GOAL: In the following material, identify every line holding the string "Router" and return it.

Collected data entries:
▬▬▬▬▬▬▬▬▬▬
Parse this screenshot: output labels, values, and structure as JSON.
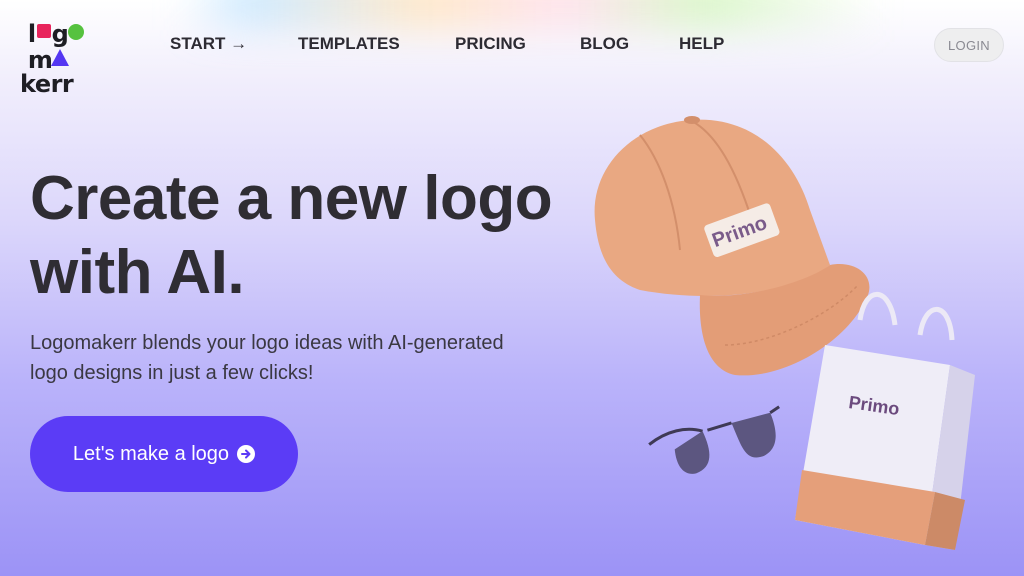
{
  "brand": {
    "line1": "logo",
    "line2": "makerr"
  },
  "nav": {
    "items": [
      {
        "label": "START →"
      },
      {
        "label": "TEMPLATES"
      },
      {
        "label": "PRICING"
      },
      {
        "label": "BLOG"
      },
      {
        "label": "HELP"
      }
    ],
    "login_label": "LOGIN"
  },
  "hero": {
    "title_line1": "Create a new logo",
    "title_line2": "with AI.",
    "subtitle_line1": "Logomakerr blends your logo ideas with AI-generated",
    "subtitle_line2": "logo designs in just a few clicks!",
    "cta_label": "Let's make a logo",
    "cta_icon": "➔"
  },
  "art": {
    "cap_brand": "Primo",
    "bag_brand": "Primo"
  },
  "colors": {
    "accent": "#5b3cf6",
    "logo_pink": "#e8245c",
    "logo_green": "#56c23f",
    "cap": "#e6a77e"
  }
}
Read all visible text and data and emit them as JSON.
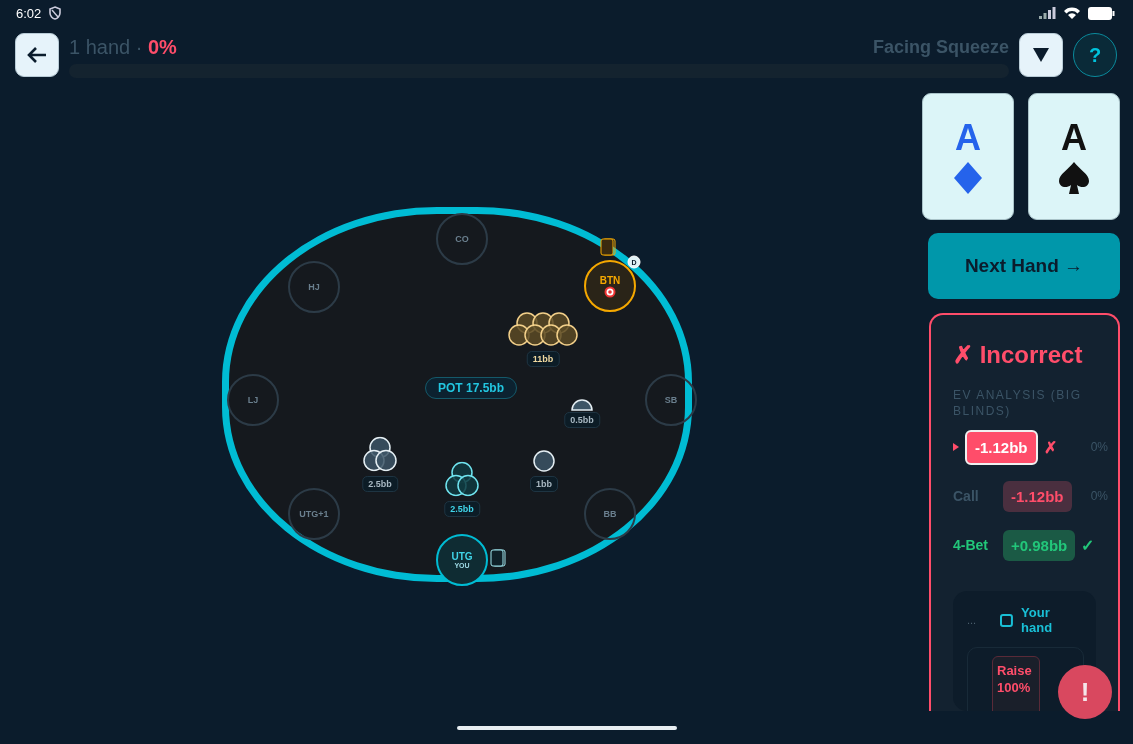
{
  "status_bar": {
    "time": "6:02"
  },
  "header": {
    "hands": "1 hand",
    "separator": "·",
    "accuracy": "0%",
    "progress": {
      "level": 0
    },
    "scenario": "Facing Squeeze",
    "help": "?"
  },
  "table": {
    "pot": "POT 17.5bb",
    "seats": [
      {
        "label": "CO",
        "kind": "idle"
      },
      {
        "label": "HJ",
        "kind": "idle"
      },
      {
        "label": "BTN",
        "kind": "villain",
        "cards": true,
        "dealer": "D",
        "bet": "11bb"
      },
      {
        "label": "LJ",
        "kind": "idle"
      },
      {
        "label": "SB",
        "kind": "idle",
        "bet": "0.5bb"
      },
      {
        "label": "UTG+1",
        "kind": "idle",
        "bet": "2.5bb"
      },
      {
        "label": "BB",
        "kind": "idle",
        "bet": "1bb"
      },
      {
        "label": "UTG",
        "kind": "hero",
        "sub": "YOU",
        "cards": true,
        "bet": "2.5bb"
      }
    ]
  },
  "cards": [
    {
      "rank": "A",
      "kind": "diamond",
      "color": "#2563eb"
    },
    {
      "rank": "A",
      "kind": "spade",
      "color": "#111111"
    }
  ],
  "next_button": "Next Hand →",
  "result": {
    "mark": "✗",
    "verdict": "Incorrect",
    "section": "EV ANALYSIS (BIG BLINDS)",
    "rows": [
      {
        "kind": "chosen",
        "ev": "-1.12bb",
        "mark": "✗",
        "share": "0%"
      },
      {
        "kind": "plain",
        "action": "Call",
        "ev": "-1.12bb",
        "share": "0%"
      },
      {
        "kind": "best",
        "action": "4-Bet",
        "mark": "✓",
        "ev": "+0.98bb"
      }
    ],
    "hand_box": {
      "menu": "...",
      "legend": "Your hand",
      "action": "Raise",
      "share": "100%"
    }
  },
  "alert": "!"
}
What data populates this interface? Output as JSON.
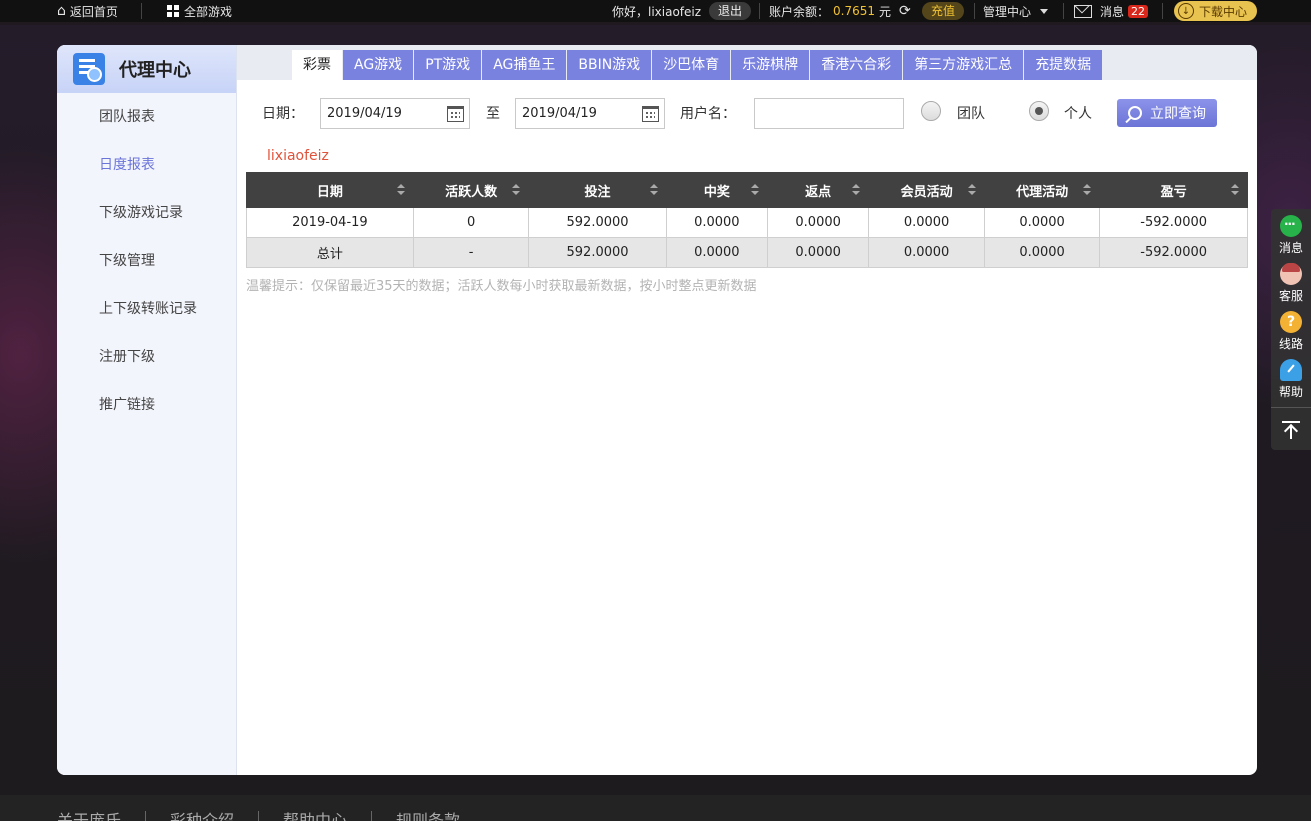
{
  "topbar": {
    "home_label": "返回首页",
    "all_games_label": "全部游戏",
    "greeting": "你好，lixiaofeiz",
    "logout_label": "退出",
    "balance_label": "账户余额：",
    "balance_value": "0.7651",
    "balance_unit": "元",
    "recharge_label": "充值",
    "manage_label": "管理中心",
    "messages_label": "消息",
    "messages_count": "22",
    "download_label": "下载中心"
  },
  "sidebar": {
    "title": "代理中心",
    "items": [
      {
        "label": "团队报表"
      },
      {
        "label": "日度报表"
      },
      {
        "label": "下级游戏记录"
      },
      {
        "label": "下级管理"
      },
      {
        "label": "上下级转账记录"
      },
      {
        "label": "注册下级"
      },
      {
        "label": "推广链接"
      }
    ],
    "active_index": 1
  },
  "tabs": [
    {
      "label": "彩票"
    },
    {
      "label": "AG游戏"
    },
    {
      "label": "PT游戏"
    },
    {
      "label": "AG捕鱼王"
    },
    {
      "label": "BBIN游戏"
    },
    {
      "label": "沙巴体育"
    },
    {
      "label": "乐游棋牌"
    },
    {
      "label": "香港六合彩"
    },
    {
      "label": "第三方游戏汇总"
    },
    {
      "label": "充提数据"
    }
  ],
  "filters": {
    "date_label": "日期：",
    "start_date": "2019/04/19",
    "to_label": "至",
    "end_date": "2019/04/19",
    "username_label": "用户名：",
    "username_value": "",
    "team_label": "团队",
    "personal_label": "个人",
    "selected": "personal",
    "query_label": "立即查询"
  },
  "username_display": "lixiaofeiz",
  "table": {
    "headers": [
      "日期",
      "活跃人数",
      "投注",
      "中奖",
      "返点",
      "会员活动",
      "代理活动",
      "盈亏"
    ],
    "rows": [
      [
        "2019-04-19",
        "0",
        "592.0000",
        "0.0000",
        "0.0000",
        "0.0000",
        "0.0000",
        "-592.0000"
      ]
    ],
    "total": [
      "总计",
      "-",
      "592.0000",
      "0.0000",
      "0.0000",
      "0.0000",
      "0.0000",
      "-592.0000"
    ]
  },
  "tip": "温馨提示：仅保留最近35天的数据；活跃人数每小时获取最新数据，按小时整点更新数据",
  "float_bar": {
    "items": [
      {
        "label": "消息",
        "icon": "chat-icon"
      },
      {
        "label": "客服",
        "icon": "customer-service-icon"
      },
      {
        "label": "线路",
        "icon": "route-icon"
      },
      {
        "label": "帮助",
        "icon": "help-icon"
      }
    ]
  },
  "footer": {
    "links": [
      "关于庞氏",
      "彩种介绍",
      "帮助中心",
      "规则条款"
    ]
  },
  "colors": {
    "accent": "#7a82e0",
    "username": "#e0533a",
    "balance": "#f1c232",
    "table_header": "#414141"
  }
}
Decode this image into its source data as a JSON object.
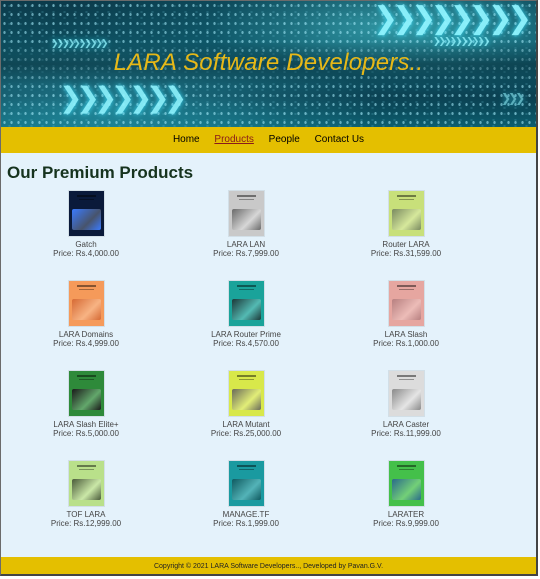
{
  "header": {
    "title": "LARA Software Developers.."
  },
  "nav": {
    "items": [
      {
        "label": "Home"
      },
      {
        "label": "Products"
      },
      {
        "label": "People"
      },
      {
        "label": "Contact Us"
      }
    ],
    "active": "Products"
  },
  "main": {
    "heading": "Our Premium Products",
    "products": [
      {
        "name": "Gatch",
        "price": "Price: Rs.4,000.00",
        "thumb_bg": "#0a1a3a",
        "thumb_accent": "#3a7bff"
      },
      {
        "name": "LARA LAN",
        "price": "Price: Rs.7,999.00",
        "thumb_bg": "#c9c9c9",
        "thumb_accent": "#6a6a6a"
      },
      {
        "name": "Router LARA",
        "price": "Price: Rs.31,599.00",
        "thumb_bg": "#c8e07a",
        "thumb_accent": "#7a8a60"
      },
      {
        "name": "LARA Domains",
        "price": "Price: Rs.4,999.00",
        "thumb_bg": "#f59a5a",
        "thumb_accent": "#d66a34"
      },
      {
        "name": "LARA Router Prime",
        "price": "Price: Rs.4,570.00",
        "thumb_bg": "#1aa39a",
        "thumb_accent": "#1c3838"
      },
      {
        "name": "LARA Slash",
        "price": "Price: Rs.1,000.00",
        "thumb_bg": "#e6a6a0",
        "thumb_accent": "#b88080"
      },
      {
        "name": "LARA Slash Elite+",
        "price": "Price: Rs.5,000.00",
        "thumb_bg": "#2e8a3a",
        "thumb_accent": "#1a1a1a"
      },
      {
        "name": "LARA Mutant",
        "price": "Price: Rs.25,000.00",
        "thumb_bg": "#d8e84a",
        "thumb_accent": "#6a6a5a"
      },
      {
        "name": "LARA Caster",
        "price": "Price: Rs.11,999.00",
        "thumb_bg": "#dcdcdc",
        "thumb_accent": "#8a8a8a"
      },
      {
        "name": "TOF LARA",
        "price": "Price: Rs.12,999.00",
        "thumb_bg": "#b9e08a",
        "thumb_accent": "#4a5a3a"
      },
      {
        "name": "MANAGE.TF",
        "price": "Price: Rs.1,999.00",
        "thumb_bg": "#1a9aa0",
        "thumb_accent": "#0f5a60"
      },
      {
        "name": "LARATER",
        "price": "Price: Rs.9,999.00",
        "thumb_bg": "#44c04a",
        "thumb_accent": "#2a6a8a"
      }
    ]
  },
  "footer": {
    "text": "Copyright © 2021 LARA Software Developers.., Developed by Pavan.G.V."
  },
  "colors": {
    "nav_bg": "#e4bf00",
    "title": "#e6b818",
    "heading": "#16331e",
    "page_bg": "#e4f2fb"
  }
}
▬▬▬▬▬▬▬▬▬▬
RIGHT ANSWER:
        "name": "Router LARA",
        "name": "LARA Router Prime",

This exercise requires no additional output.